=== Raw records ===

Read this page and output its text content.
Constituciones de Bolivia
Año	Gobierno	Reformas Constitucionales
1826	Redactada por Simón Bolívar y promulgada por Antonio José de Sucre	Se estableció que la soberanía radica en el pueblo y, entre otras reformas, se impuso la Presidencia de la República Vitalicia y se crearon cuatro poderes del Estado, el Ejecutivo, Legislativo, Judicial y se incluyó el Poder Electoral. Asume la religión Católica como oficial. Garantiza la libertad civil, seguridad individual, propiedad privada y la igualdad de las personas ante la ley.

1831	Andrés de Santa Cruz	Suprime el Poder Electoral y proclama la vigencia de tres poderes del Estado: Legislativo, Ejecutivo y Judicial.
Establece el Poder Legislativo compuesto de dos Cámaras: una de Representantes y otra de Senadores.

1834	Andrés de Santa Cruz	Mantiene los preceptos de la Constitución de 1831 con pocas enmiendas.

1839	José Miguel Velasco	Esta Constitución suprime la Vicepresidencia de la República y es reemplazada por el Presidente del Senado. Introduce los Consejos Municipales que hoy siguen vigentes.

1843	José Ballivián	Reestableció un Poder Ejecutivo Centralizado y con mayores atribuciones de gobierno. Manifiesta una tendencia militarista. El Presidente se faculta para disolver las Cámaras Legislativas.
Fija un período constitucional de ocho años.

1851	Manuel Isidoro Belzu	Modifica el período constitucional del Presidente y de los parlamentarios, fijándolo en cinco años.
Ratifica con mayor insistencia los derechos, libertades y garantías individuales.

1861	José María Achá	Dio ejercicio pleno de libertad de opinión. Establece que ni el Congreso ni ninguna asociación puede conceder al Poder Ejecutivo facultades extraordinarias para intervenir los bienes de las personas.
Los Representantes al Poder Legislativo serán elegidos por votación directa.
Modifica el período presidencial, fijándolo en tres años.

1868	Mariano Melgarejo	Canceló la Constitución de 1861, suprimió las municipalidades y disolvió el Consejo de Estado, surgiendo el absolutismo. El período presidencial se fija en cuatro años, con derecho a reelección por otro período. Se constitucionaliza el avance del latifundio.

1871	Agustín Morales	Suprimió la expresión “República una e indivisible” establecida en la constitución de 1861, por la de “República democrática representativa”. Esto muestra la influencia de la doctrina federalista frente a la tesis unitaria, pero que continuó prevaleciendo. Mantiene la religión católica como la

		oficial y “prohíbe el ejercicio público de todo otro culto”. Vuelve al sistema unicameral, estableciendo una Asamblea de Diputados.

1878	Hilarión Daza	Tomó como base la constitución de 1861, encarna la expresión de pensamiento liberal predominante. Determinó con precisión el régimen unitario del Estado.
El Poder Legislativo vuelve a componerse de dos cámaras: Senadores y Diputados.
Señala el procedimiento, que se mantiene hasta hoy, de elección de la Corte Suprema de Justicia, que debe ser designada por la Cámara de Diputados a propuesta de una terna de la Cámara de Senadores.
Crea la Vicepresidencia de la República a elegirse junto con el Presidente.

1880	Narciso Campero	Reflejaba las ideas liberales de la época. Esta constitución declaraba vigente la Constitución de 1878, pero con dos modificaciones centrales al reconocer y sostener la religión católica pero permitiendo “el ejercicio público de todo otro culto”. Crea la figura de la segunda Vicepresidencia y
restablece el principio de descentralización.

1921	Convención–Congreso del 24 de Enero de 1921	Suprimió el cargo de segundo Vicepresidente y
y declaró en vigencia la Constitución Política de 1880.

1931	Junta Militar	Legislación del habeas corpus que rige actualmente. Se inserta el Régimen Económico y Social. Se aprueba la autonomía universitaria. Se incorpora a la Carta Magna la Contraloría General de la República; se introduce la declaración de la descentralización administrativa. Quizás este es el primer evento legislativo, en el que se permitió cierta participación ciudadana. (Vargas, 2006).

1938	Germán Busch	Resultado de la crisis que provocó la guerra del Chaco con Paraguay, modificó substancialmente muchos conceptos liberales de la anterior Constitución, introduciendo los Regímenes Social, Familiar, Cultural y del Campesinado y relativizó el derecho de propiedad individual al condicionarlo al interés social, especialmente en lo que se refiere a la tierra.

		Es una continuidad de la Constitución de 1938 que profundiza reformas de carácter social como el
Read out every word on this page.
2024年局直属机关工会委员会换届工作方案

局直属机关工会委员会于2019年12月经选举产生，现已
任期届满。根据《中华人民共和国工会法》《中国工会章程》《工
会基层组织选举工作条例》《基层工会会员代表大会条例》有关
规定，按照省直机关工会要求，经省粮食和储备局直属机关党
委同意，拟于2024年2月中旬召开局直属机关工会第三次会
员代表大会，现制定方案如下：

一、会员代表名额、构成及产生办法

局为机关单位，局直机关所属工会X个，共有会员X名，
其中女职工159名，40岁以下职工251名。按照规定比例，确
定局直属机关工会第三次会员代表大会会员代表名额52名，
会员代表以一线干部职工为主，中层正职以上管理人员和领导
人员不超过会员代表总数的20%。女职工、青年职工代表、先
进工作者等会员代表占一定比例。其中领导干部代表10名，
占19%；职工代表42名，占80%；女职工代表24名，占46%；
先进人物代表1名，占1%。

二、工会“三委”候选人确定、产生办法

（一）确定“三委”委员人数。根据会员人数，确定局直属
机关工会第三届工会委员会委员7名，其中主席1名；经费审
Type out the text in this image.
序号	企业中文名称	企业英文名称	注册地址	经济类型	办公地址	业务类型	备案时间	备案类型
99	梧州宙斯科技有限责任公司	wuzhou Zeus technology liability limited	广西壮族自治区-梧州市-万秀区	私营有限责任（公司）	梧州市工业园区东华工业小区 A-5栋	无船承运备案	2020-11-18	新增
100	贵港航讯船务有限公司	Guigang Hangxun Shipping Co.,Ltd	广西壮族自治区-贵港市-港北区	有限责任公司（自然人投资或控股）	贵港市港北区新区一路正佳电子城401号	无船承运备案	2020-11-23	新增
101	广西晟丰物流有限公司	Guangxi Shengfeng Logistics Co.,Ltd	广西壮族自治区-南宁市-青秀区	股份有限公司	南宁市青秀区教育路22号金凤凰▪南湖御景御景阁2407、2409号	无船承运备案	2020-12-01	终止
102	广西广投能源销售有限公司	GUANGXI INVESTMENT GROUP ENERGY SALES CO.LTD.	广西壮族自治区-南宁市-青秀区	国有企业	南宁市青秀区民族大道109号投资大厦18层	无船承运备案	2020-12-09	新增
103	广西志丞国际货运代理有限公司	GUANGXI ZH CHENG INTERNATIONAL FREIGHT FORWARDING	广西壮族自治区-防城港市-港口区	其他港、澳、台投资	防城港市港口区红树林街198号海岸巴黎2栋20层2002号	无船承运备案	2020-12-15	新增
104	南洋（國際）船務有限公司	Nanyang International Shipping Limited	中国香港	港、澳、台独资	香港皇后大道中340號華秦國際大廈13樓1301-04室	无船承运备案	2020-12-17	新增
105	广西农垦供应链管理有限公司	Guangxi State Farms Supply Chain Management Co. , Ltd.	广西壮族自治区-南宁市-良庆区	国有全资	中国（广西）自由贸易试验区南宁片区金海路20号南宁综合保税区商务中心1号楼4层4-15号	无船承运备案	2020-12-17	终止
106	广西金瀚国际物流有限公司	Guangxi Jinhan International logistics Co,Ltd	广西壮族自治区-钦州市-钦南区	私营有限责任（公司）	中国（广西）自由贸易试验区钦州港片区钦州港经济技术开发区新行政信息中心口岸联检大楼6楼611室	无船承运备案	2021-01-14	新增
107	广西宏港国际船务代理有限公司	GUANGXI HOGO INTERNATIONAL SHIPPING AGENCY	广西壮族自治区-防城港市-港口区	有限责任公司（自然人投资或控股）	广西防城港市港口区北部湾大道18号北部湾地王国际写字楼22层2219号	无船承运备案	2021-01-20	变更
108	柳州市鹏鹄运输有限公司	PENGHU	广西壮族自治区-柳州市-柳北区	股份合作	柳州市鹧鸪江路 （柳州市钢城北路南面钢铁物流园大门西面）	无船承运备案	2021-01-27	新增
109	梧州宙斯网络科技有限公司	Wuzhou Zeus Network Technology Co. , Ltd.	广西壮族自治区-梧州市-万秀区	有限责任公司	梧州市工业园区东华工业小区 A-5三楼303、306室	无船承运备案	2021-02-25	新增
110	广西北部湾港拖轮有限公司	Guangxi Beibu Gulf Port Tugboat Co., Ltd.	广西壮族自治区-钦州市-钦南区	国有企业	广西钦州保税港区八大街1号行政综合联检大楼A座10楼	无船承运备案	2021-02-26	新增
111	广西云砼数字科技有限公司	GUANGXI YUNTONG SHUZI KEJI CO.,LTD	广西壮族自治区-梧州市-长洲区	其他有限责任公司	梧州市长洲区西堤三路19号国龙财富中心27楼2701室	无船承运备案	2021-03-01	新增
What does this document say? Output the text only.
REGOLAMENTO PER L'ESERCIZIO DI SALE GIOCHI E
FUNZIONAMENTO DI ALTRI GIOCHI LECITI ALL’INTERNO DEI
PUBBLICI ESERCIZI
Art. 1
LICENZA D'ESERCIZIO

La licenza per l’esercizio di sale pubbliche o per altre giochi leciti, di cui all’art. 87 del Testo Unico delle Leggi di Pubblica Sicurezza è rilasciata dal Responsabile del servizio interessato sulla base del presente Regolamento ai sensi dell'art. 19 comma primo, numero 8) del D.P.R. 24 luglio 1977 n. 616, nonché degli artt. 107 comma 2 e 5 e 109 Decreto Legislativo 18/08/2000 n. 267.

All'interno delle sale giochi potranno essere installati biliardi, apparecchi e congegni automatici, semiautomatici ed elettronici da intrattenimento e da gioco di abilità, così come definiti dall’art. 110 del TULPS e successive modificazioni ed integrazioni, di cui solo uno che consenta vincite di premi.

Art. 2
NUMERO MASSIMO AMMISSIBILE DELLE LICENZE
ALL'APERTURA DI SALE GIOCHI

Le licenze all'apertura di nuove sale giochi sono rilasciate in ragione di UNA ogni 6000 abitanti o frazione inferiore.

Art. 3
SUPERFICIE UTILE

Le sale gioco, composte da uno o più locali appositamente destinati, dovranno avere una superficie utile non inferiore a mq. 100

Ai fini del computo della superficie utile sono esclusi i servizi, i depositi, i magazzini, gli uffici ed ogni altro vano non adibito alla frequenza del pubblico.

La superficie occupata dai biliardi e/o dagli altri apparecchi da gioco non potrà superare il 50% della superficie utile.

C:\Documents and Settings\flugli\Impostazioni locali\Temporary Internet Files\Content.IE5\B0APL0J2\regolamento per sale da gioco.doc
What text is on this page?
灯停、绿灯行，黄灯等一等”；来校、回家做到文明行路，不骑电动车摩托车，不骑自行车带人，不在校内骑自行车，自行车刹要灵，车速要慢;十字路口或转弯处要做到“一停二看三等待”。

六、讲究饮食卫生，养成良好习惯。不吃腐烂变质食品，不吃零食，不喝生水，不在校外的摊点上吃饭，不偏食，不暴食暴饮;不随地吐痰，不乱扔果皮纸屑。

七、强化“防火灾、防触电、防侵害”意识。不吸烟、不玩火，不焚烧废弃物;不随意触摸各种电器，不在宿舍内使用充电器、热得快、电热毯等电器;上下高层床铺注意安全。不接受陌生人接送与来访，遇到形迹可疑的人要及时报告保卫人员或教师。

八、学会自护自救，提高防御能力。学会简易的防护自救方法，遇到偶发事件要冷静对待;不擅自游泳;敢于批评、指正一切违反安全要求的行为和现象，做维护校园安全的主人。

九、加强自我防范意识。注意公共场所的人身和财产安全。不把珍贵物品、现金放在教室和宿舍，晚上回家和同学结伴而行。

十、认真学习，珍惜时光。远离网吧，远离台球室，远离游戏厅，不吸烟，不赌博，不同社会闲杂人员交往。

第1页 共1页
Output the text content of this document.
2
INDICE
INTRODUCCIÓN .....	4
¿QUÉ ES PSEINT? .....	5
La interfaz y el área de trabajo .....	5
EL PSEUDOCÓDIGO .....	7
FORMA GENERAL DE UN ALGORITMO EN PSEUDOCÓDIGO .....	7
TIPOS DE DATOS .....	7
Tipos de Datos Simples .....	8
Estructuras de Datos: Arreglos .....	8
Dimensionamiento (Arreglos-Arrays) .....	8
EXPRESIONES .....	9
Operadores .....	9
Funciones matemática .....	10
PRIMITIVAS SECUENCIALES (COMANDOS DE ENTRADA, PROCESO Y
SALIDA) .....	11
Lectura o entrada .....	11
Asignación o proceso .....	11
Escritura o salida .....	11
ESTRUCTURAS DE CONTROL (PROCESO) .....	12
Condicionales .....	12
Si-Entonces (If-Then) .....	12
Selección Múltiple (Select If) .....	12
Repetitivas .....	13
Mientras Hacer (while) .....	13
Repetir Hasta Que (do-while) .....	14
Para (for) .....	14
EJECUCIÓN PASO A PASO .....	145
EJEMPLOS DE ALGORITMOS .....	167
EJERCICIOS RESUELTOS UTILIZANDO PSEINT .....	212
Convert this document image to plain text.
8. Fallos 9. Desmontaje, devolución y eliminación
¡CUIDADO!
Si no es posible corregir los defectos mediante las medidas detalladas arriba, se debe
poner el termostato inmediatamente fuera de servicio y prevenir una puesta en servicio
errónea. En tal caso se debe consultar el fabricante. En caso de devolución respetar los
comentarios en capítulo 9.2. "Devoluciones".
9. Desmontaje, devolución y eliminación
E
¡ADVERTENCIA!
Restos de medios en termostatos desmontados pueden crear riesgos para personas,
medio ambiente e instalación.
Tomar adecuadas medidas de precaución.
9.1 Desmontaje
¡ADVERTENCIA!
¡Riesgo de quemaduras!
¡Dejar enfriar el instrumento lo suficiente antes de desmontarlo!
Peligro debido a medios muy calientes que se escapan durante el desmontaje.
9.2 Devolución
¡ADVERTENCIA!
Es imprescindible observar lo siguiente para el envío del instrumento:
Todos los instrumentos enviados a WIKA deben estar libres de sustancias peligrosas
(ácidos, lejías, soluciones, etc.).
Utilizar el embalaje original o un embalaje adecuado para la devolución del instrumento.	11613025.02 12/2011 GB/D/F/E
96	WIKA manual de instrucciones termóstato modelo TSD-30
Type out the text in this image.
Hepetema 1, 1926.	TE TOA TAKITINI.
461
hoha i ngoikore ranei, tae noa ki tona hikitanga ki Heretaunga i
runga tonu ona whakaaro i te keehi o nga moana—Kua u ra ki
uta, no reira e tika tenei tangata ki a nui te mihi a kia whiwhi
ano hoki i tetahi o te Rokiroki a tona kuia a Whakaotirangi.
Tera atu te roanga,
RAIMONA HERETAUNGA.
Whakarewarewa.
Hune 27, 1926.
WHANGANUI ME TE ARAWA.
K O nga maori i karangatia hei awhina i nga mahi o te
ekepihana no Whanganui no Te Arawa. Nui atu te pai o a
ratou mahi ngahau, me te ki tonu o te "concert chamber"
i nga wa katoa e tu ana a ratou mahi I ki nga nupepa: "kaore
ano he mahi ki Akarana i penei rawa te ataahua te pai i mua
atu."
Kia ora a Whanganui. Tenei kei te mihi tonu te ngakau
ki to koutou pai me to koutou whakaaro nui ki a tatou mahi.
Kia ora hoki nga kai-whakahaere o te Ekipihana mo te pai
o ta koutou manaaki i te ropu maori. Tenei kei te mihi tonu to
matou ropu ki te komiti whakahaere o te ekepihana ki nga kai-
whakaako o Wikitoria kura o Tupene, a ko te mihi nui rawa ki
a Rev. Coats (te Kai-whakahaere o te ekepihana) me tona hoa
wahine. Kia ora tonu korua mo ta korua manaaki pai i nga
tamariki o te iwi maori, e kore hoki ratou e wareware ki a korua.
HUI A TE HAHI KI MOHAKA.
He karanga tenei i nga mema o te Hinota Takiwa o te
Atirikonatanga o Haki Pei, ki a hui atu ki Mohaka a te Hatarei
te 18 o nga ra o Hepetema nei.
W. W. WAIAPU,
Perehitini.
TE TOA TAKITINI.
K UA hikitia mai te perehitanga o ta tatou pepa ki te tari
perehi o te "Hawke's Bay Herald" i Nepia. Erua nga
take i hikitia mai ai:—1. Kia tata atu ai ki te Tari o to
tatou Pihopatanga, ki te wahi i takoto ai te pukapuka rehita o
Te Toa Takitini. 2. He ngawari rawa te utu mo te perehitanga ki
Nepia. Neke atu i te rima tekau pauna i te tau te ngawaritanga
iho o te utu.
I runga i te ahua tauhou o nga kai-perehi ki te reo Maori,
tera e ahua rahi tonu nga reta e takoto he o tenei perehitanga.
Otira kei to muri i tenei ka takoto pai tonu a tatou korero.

===

**Problem:** For the listing above, give the number of lines in which the string "私营有限责任" occurs, and nothing else.

**Written response:** 2